**Task statement:** Go through the listing and return every line with "this" in it.

**Listing:**
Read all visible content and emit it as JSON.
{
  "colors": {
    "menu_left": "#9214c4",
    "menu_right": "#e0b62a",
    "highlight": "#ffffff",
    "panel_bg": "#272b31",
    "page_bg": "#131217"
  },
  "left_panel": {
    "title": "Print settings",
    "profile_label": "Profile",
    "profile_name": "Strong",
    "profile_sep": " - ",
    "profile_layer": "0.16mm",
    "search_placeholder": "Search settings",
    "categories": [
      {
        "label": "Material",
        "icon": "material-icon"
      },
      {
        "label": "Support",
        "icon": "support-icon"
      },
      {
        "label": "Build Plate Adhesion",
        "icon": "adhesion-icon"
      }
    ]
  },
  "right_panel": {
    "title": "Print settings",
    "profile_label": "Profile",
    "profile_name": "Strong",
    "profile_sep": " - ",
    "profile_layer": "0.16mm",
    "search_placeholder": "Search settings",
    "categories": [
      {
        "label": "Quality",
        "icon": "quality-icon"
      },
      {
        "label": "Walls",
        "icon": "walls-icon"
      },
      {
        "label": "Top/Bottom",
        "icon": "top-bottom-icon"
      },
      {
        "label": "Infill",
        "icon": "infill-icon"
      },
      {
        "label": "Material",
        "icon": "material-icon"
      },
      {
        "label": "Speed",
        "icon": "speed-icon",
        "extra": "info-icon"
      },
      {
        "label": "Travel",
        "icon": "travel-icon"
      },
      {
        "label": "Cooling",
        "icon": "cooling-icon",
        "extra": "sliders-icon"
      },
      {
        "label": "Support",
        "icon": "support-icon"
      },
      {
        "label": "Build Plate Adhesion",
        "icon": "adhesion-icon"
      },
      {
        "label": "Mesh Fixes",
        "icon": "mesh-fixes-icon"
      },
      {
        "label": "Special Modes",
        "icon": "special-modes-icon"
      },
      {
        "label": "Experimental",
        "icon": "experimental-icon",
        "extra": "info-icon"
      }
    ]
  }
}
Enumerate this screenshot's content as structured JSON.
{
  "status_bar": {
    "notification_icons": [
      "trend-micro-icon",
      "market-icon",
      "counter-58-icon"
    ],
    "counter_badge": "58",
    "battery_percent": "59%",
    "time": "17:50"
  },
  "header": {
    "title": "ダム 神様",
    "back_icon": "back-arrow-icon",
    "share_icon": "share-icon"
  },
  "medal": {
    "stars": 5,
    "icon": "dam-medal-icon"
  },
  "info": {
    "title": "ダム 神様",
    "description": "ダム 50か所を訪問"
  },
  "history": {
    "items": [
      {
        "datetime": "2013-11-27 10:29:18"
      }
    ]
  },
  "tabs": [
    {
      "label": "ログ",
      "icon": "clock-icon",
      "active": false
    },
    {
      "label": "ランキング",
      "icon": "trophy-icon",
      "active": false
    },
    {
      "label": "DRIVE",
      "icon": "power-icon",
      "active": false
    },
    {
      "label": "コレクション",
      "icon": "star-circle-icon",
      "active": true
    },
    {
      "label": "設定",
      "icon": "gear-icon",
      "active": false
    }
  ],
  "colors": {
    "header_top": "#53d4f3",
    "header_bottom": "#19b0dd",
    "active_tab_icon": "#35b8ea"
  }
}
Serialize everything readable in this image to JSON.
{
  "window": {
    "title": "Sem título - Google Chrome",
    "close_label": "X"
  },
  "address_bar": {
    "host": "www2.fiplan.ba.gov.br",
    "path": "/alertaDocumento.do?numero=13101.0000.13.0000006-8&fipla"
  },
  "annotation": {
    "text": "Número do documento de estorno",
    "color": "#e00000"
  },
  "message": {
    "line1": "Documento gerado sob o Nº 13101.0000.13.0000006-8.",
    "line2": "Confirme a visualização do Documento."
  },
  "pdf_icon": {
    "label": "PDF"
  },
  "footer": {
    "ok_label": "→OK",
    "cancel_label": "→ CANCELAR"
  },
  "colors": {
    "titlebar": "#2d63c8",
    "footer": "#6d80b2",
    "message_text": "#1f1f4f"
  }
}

**Exercise result:**
Enumerate this screenshot's content as structured JSON.
Serialize everything readable in this image to JSON.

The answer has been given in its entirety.